Data shown
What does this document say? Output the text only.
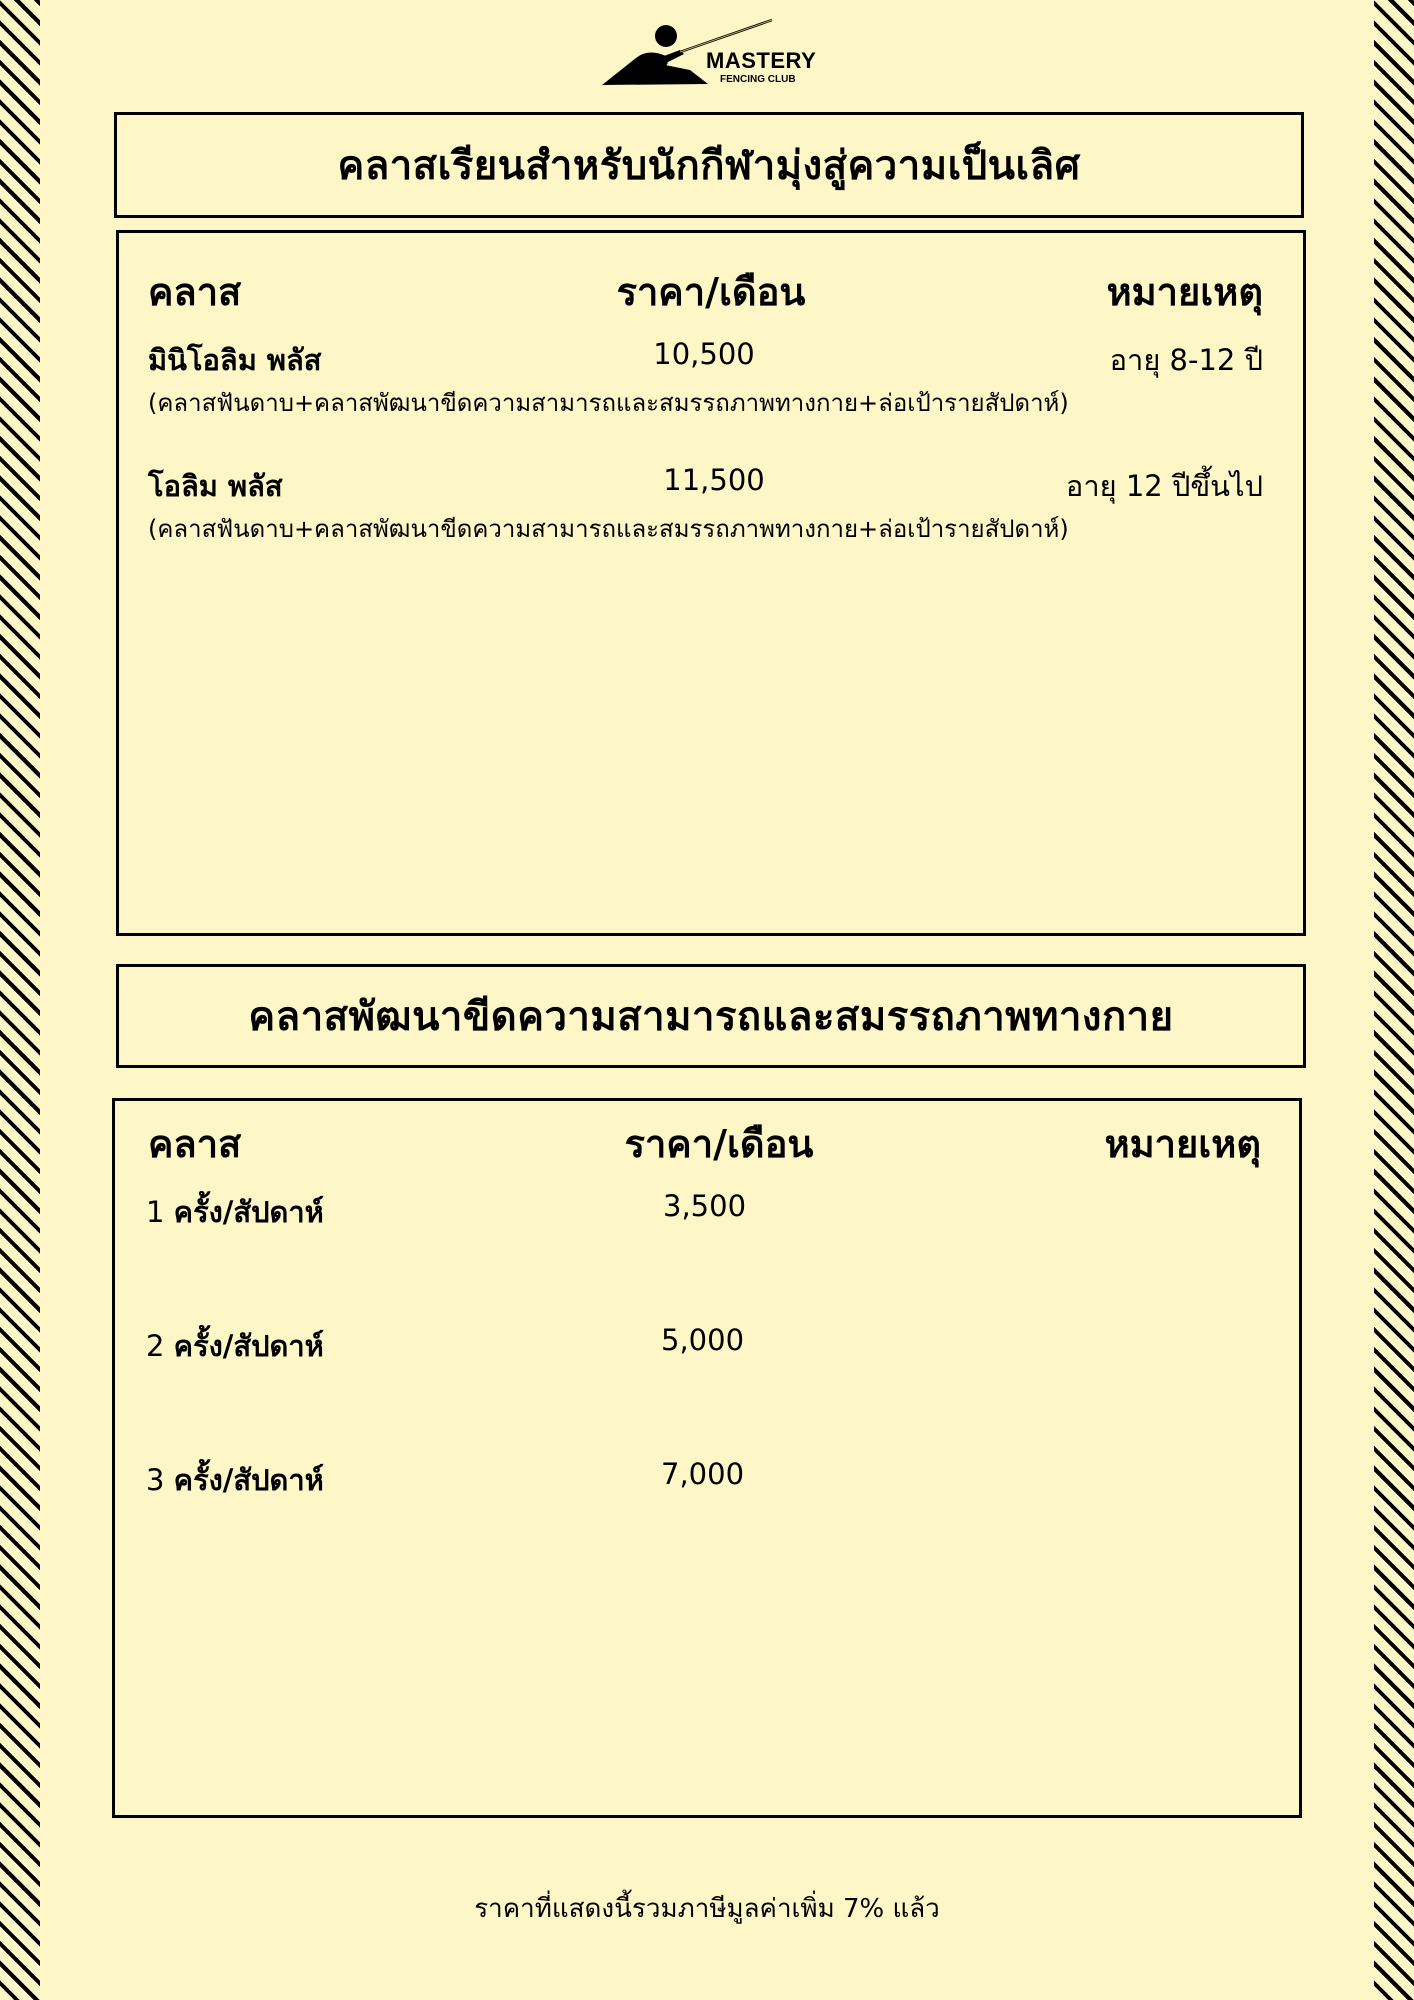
MASTERY
FENCING CLUB
คลาสเรียนสำหรับนักกีฬามุ่งสู่ความเป็นเลิศ
คลาส	ราคา/เดือน	หมายเหตุ
มินิโอลิม พลัส	10,500	อายุ 8-12 ปี
(คลาสฟันดาบ+คลาสพัฒนาขีดความสามารถและสมรรถภาพทางกาย+ล่อเป้ารายสัปดาห์)
โอลิม พลัส	11,500	อายุ 12 ปีขึ้นไป
(คลาสฟันดาบ+คลาสพัฒนาขีดความสามารถและสมรรถภาพทางกาย+ล่อเป้ารายสัปดาห์)
คลาสพัฒนาขีดความสามารถและสมรรถภาพทางกาย
คลาส	ราคา/เดือน	หมายเหตุ
1 ครั้ง/สัปดาห์	3,500
2 ครั้ง/สัปดาห์	5,000
3 ครั้ง/สัปดาห์	7,000
ราคาที่แสดงนี้รวมภาษีมูลค่าเพิ่ม 7% แล้ว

The exercise
Reproduce the material word for word, minus the images.

Response
What does this document say? Output the text only.
MASTERY
FENCING CLUB
คลาสเรียนสำหรับนักกีฬามุ่งสู่ความเป็นเลิศ
คลาส	ราคา/เดือน	หมายเหตุ
มินิโอลิม พลัส	10,500	อายุ 8-12 ปี
(คลาสฟันดาบ+คลาสพัฒนาขีดความสามารถและสมรรถภาพทางกาย+ล่อเป้ารายสัปดาห์)
โอลิม พลัส	11,500	อายุ 12 ปีขึ้นไป
(คลาสฟันดาบ+คลาสพัฒนาขีดความสามารถและสมรรถภาพทางกาย+ล่อเป้ารายสัปดาห์)
คลาสพัฒนาขีดความสามารถและสมรรถภาพทางกาย
คลาส	ราคา/เดือน	หมายเหตุ
1 ครั้ง/สัปดาห์	3,500
2 ครั้ง/สัปดาห์	5,000
3 ครั้ง/สัปดาห์	7,000
ราคาที่แสดงนี้รวมภาษีมูลค่าเพิ่ม 7% แล้ว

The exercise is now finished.